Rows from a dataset
___
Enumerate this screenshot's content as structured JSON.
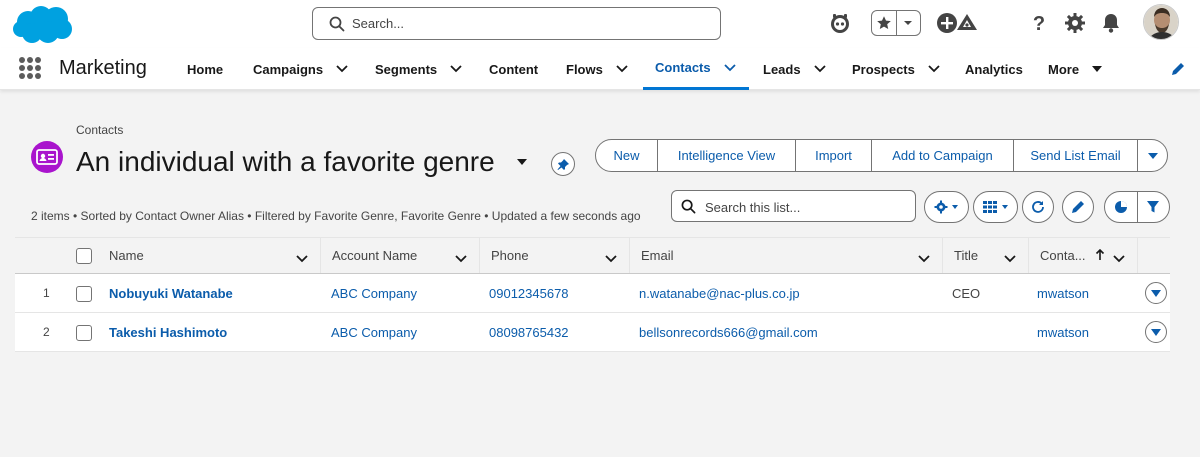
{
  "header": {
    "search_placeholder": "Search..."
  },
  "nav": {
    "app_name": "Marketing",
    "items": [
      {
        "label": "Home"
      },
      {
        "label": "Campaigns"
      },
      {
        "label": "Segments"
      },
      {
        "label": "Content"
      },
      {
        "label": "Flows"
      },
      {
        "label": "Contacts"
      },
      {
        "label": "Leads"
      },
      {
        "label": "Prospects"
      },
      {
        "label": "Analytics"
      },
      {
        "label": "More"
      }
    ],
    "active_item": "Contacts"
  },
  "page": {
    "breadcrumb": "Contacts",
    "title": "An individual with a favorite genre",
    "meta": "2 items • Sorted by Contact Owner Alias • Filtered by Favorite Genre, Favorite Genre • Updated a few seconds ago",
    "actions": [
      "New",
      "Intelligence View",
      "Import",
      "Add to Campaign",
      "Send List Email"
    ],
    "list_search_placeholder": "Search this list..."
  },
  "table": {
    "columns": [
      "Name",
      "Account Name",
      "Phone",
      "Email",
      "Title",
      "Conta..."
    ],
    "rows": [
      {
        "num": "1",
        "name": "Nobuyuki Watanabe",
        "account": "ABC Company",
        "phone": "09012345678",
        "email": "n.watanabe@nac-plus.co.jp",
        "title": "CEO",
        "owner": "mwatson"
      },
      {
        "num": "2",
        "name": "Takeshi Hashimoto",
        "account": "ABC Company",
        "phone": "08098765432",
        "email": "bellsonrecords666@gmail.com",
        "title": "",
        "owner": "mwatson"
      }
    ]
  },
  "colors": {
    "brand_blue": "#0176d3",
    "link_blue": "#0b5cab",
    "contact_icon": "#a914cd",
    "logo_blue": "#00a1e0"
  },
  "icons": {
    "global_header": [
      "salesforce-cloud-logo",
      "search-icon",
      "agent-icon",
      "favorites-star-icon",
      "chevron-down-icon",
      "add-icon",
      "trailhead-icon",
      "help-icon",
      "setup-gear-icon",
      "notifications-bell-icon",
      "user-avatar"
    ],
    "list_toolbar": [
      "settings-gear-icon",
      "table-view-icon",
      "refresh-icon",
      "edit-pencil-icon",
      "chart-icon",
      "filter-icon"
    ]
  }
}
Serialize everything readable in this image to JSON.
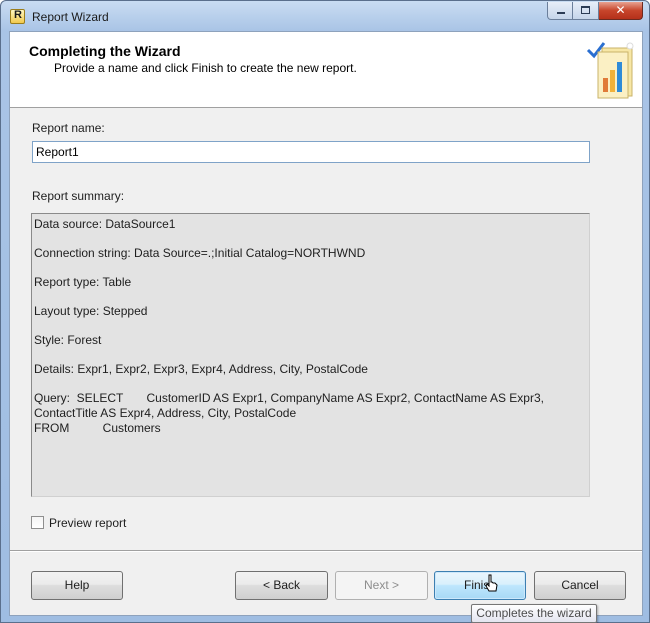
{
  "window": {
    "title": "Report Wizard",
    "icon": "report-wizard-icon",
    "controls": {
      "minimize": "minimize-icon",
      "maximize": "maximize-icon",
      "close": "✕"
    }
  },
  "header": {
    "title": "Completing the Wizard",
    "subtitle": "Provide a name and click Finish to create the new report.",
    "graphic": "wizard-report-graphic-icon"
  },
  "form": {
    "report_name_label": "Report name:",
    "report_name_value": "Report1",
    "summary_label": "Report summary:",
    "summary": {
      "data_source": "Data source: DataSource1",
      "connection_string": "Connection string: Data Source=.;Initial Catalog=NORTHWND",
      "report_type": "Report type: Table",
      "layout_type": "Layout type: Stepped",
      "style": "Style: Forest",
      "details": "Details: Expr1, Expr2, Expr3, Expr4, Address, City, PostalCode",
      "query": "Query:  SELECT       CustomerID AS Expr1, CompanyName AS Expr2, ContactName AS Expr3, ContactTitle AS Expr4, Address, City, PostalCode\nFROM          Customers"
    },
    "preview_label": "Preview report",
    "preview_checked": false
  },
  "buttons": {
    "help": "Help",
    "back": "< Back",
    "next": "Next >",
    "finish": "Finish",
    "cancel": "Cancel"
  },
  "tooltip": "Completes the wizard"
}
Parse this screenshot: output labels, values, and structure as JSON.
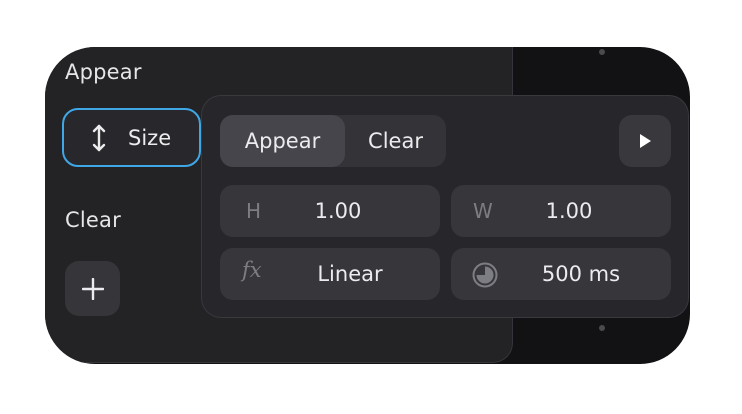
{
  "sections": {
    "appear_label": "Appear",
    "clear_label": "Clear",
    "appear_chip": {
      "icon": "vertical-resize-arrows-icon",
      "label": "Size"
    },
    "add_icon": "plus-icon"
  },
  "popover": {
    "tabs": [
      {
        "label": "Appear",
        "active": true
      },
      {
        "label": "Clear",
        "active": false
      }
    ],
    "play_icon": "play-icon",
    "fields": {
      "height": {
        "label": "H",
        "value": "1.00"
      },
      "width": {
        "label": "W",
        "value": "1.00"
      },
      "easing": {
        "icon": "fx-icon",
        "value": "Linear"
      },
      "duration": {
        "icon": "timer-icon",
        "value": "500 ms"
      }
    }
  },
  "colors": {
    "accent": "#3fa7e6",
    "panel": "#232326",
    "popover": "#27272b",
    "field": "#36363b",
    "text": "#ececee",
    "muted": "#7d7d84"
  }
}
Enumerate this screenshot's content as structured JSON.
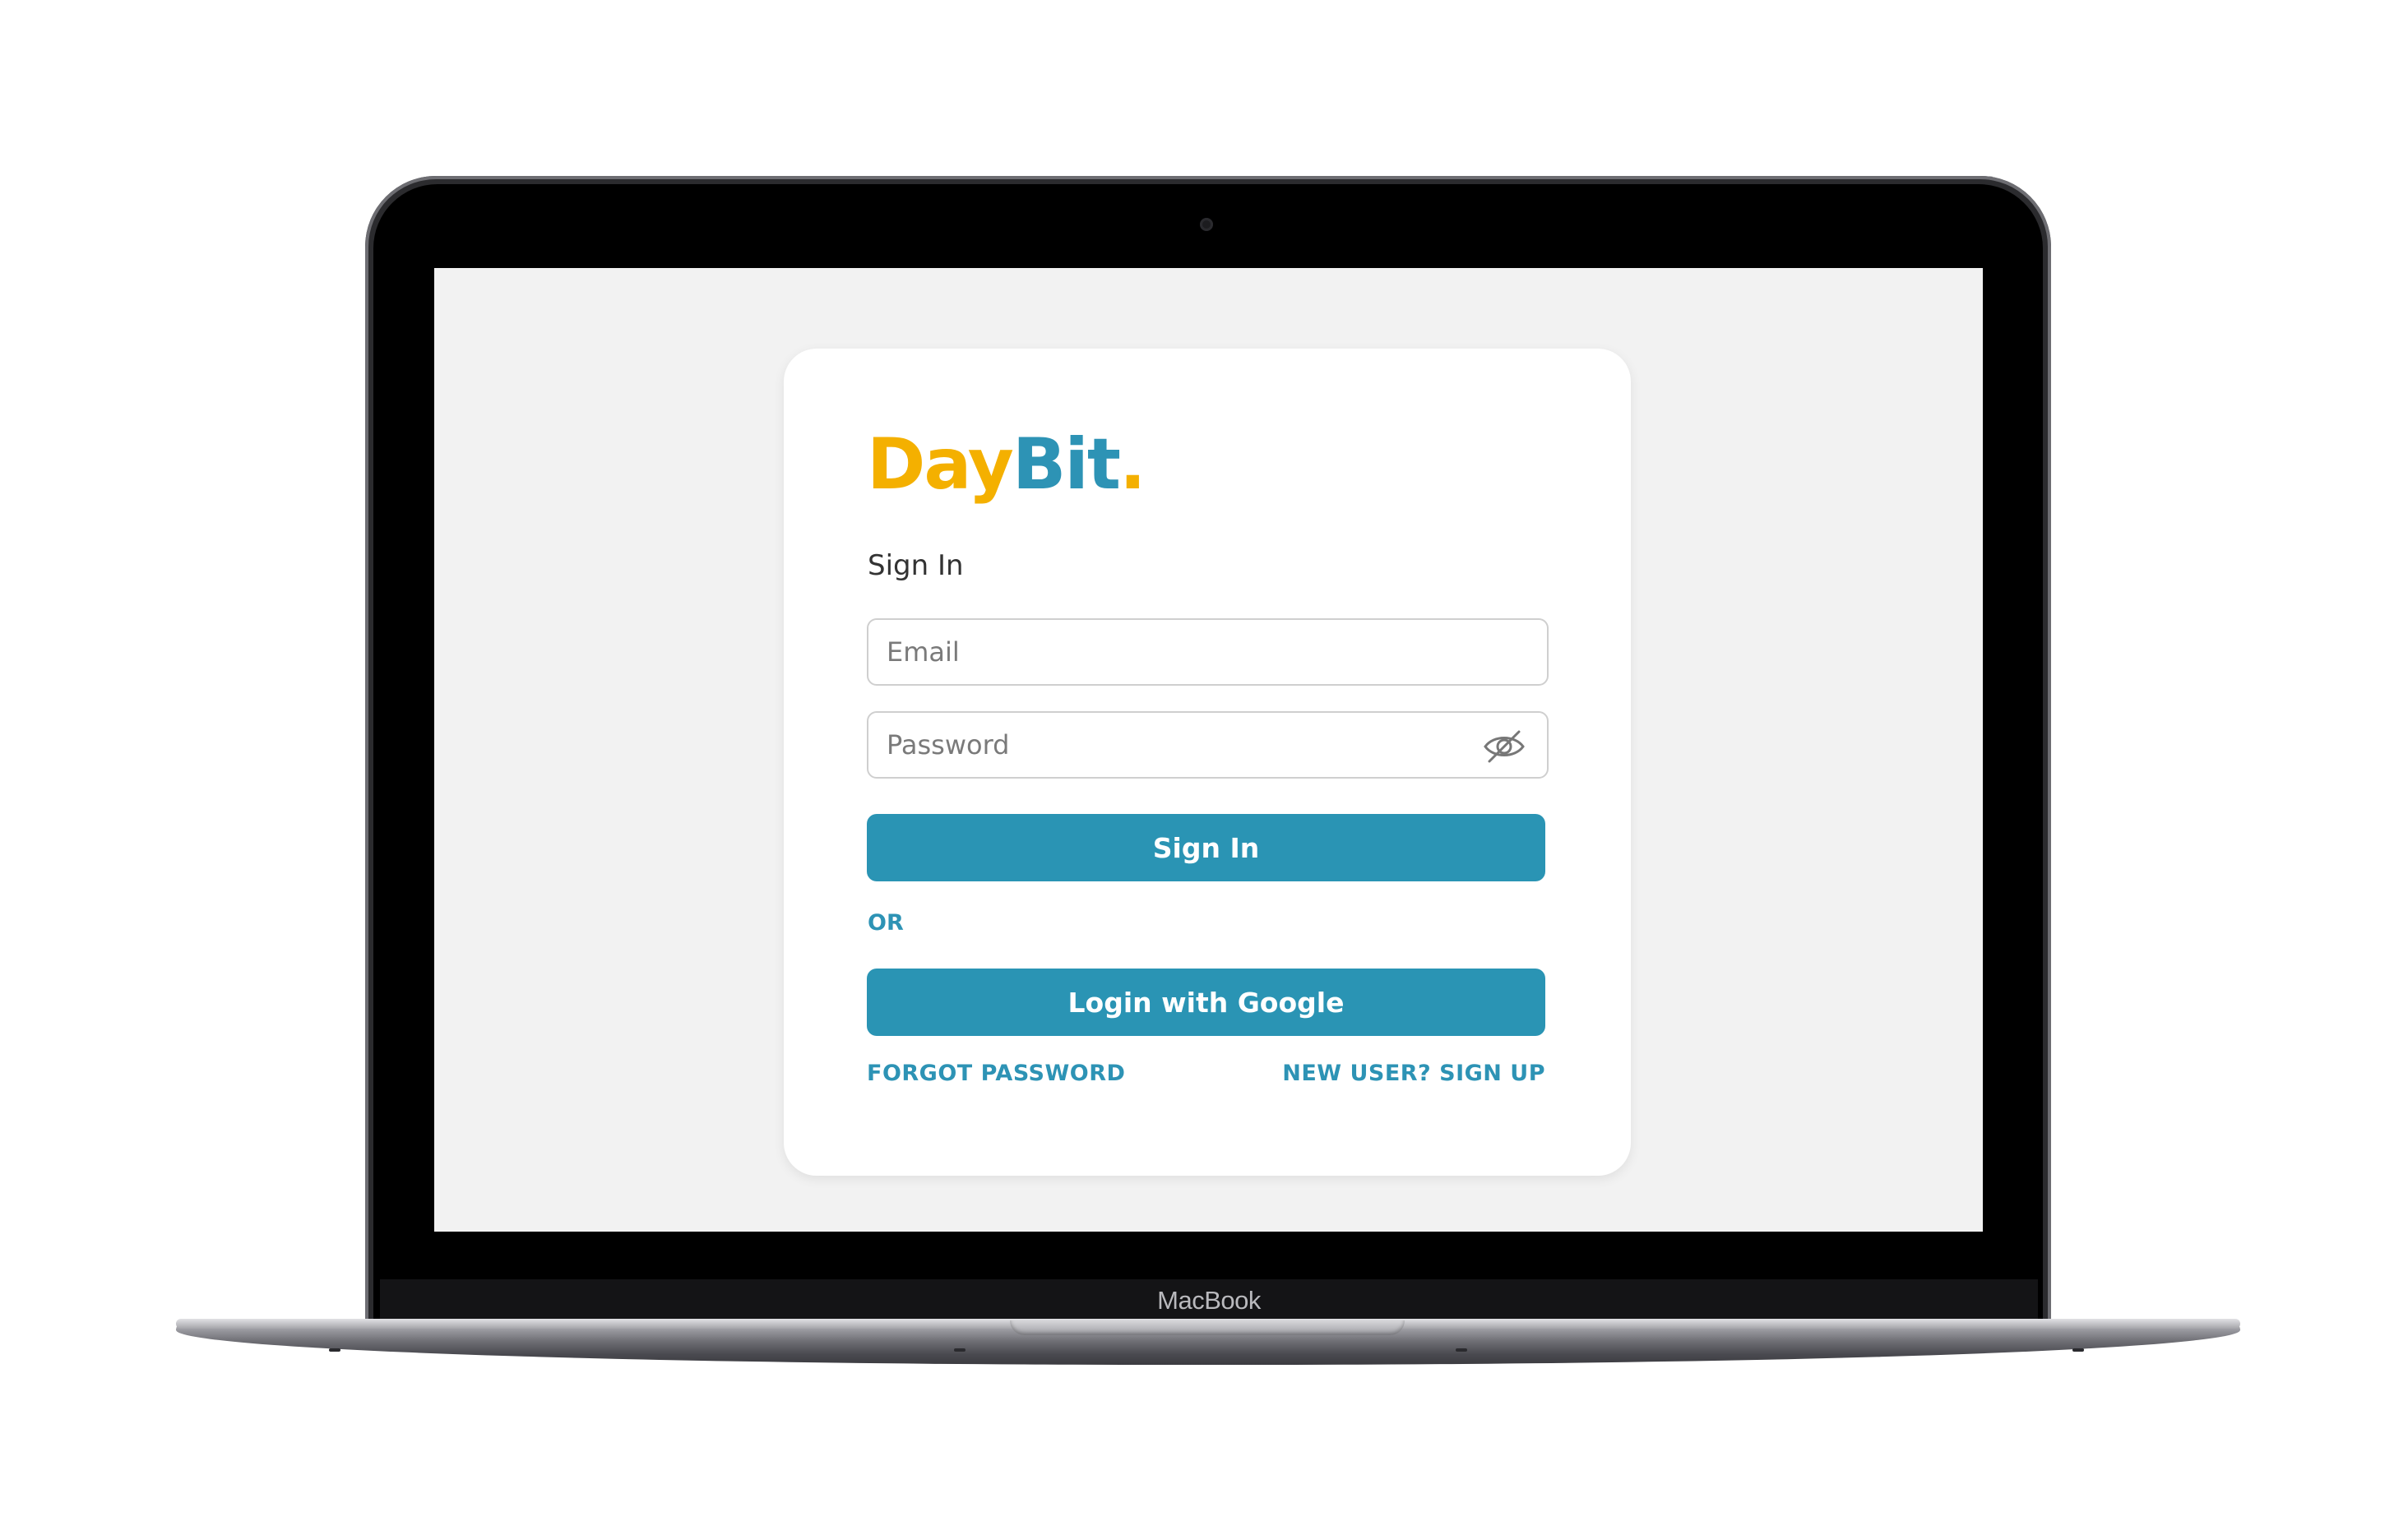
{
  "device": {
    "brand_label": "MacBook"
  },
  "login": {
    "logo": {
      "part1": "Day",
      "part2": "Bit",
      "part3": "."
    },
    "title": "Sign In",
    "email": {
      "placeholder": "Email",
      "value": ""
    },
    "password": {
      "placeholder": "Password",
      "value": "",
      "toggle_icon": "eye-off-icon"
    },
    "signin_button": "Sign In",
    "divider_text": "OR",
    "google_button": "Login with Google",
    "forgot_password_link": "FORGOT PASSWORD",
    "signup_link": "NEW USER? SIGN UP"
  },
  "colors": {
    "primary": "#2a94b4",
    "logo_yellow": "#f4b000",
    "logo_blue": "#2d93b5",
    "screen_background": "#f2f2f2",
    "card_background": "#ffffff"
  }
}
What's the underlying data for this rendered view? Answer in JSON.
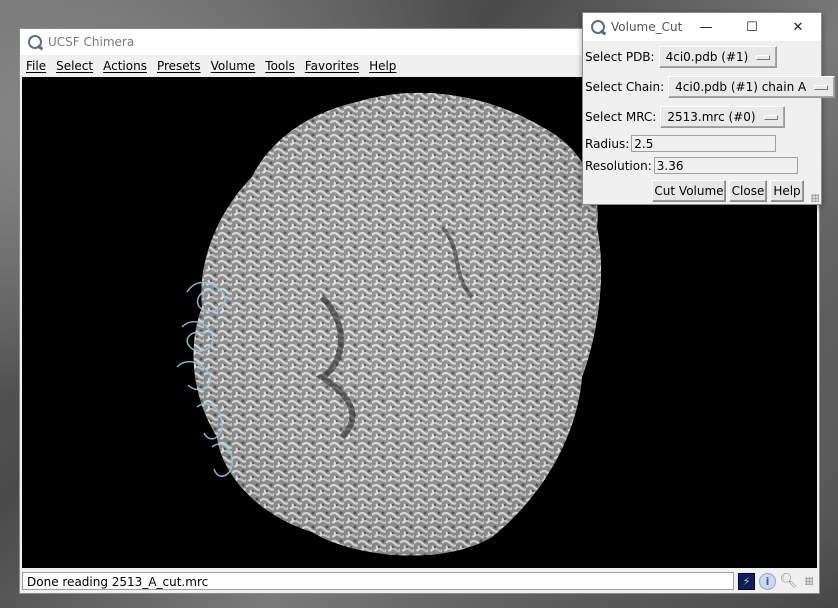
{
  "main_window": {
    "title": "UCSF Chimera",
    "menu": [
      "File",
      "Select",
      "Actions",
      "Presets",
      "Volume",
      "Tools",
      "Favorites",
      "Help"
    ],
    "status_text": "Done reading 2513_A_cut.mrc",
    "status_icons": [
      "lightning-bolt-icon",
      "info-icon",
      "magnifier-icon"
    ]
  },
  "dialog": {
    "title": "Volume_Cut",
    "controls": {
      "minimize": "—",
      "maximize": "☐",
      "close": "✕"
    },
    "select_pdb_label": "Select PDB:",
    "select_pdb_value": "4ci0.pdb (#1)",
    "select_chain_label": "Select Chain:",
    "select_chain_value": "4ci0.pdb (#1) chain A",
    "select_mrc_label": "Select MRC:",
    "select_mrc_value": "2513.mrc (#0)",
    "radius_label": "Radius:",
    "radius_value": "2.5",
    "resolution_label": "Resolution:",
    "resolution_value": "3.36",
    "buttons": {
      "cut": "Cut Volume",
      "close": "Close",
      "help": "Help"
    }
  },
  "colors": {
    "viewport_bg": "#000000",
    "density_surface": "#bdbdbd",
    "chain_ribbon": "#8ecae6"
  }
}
___
• **What to produce**:
From the data above, copy each line that holds "items".

• **The solution**:
    "items": [
    "meta": "2 items • Sorted by Contact Owner Alias • Filtered by Favorite Genre, Favorite Genre • Updated a few seconds ago",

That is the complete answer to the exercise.